Brief:
Write out each line in which the string "name" is present.

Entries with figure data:

>> BEGIN

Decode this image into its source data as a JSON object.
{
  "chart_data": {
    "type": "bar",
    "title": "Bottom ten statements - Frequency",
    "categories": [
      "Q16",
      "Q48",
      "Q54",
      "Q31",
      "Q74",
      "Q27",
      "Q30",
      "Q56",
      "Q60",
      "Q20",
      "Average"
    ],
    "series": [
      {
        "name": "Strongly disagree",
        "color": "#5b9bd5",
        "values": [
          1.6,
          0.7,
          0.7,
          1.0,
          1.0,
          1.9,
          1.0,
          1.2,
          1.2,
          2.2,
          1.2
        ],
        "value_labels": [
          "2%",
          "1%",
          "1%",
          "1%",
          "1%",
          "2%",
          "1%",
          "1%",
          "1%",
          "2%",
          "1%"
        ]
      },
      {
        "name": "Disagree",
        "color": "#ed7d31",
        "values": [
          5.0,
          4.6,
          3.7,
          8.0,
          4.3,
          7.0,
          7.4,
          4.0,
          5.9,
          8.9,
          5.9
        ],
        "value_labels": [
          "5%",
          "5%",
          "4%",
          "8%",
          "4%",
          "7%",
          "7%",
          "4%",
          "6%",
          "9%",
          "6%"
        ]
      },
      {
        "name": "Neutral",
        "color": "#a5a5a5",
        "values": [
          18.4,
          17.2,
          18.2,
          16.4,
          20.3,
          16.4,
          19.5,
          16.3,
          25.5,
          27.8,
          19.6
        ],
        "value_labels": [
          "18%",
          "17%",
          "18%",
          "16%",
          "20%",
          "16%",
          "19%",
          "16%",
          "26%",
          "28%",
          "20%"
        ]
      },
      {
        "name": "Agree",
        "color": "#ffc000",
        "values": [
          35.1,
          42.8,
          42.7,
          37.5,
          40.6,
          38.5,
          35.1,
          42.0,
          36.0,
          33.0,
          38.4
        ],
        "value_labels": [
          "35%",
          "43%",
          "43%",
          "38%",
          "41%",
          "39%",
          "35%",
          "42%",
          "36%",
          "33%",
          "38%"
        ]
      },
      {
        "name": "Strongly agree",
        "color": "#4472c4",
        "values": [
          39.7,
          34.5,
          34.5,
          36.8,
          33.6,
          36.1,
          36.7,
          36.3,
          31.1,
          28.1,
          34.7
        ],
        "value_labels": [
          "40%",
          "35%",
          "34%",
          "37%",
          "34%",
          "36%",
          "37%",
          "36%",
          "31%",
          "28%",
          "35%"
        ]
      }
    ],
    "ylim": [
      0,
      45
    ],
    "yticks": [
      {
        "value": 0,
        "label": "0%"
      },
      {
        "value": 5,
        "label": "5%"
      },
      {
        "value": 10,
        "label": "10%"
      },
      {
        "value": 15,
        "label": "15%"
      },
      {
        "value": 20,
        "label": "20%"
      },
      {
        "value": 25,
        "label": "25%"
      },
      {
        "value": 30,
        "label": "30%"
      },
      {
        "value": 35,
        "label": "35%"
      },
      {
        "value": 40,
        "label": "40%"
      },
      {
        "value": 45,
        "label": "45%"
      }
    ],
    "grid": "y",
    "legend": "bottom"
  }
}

>> END

Output for this exercise:
        "name": "Strongly disagree",
        "name": "Disagree",
        "name": "Neutral",
        "name": "Agree",
        "name": "Strongly agree",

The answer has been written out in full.